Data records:

----

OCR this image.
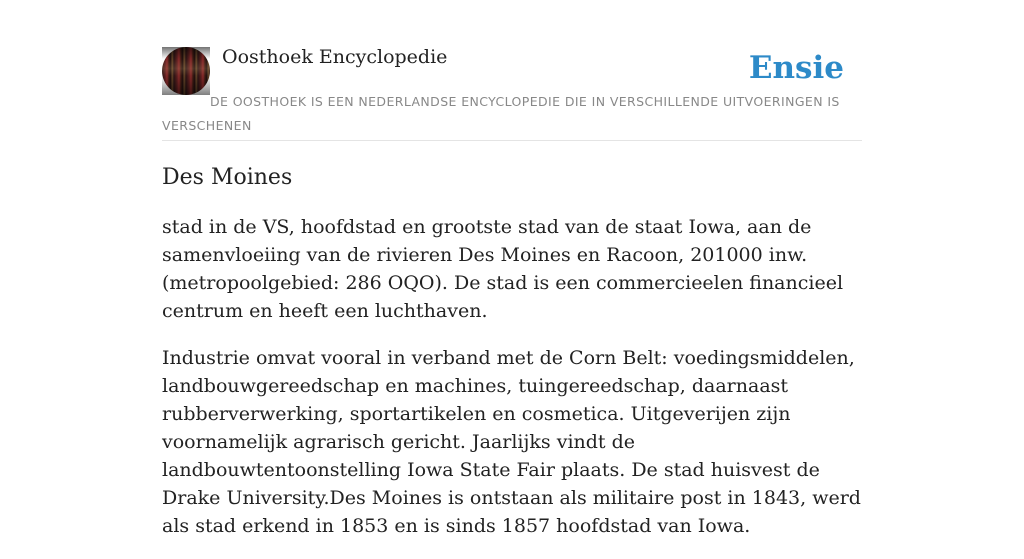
Oosthoek Encyclopedie	Ensie
DE OOSTHOEK IS EEN NEDERLANDSE ENCYCLOPEDIE DIE IN VERSCHILLENDE UITVOERINGEN IS VERSCHENEN
Des Moines

stad in de VS, hoofdstad en grootste stad van de staat Iowa, aan de samenvloeiing van de rivieren Des Moines en Racoon, 201000 inw. (metropoolgebied: 286 OQO). De stad is een commercieelen financieel centrum en heeft een luchthaven.

Industrie omvat vooral in verband met de Corn Belt: voedingsmiddelen, landbouwgereedschap en machines, tuingereedschap, daarnaast rubberverwerking, sportartikelen en cosmetica. Uitgeverijen zijn voornamelijk agrarisch gericht. Jaarlijks vindt de landbouwtentoonstelling Iowa State Fair plaats. De stad huisvest de Drake University.Des Moines is ontstaan als militaire post in 1843, werd als stad erkend in 1853 en is sinds 1857 hoofdstad van Iowa.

----

### Exercise task
Reproduce all of the entries word for word, skipping any pictures they hold.

### Full response
OCR this image.
Oosthoek Encyclopedie	Ensie
DE OOSTHOEK IS EEN NEDERLANDSE ENCYCLOPEDIE DIE IN VERSCHILLENDE UITVOERINGEN IS VERSCHENEN
Des Moines

stad in de VS, hoofdstad en grootste stad van de staat Iowa, aan de samenvloeiing van de rivieren Des Moines en Racoon, 201000 inw. (metropoolgebied: 286 OQO). De stad is een commercieelen financieel centrum en heeft een luchthaven.

Industrie omvat vooral in verband met de Corn Belt: voedingsmiddelen, landbouwgereedschap en machines, tuingereedschap, daarnaast rubberverwerking, sportartikelen en cosmetica. Uitgeverijen zijn voornamelijk agrarisch gericht. Jaarlijks vindt de landbouwtentoonstelling Iowa State Fair plaats. De stad huisvest de Drake University.Des Moines is ontstaan als militaire post in 1843, werd als stad erkend in 1853 en is sinds 1857 hoofdstad van Iowa.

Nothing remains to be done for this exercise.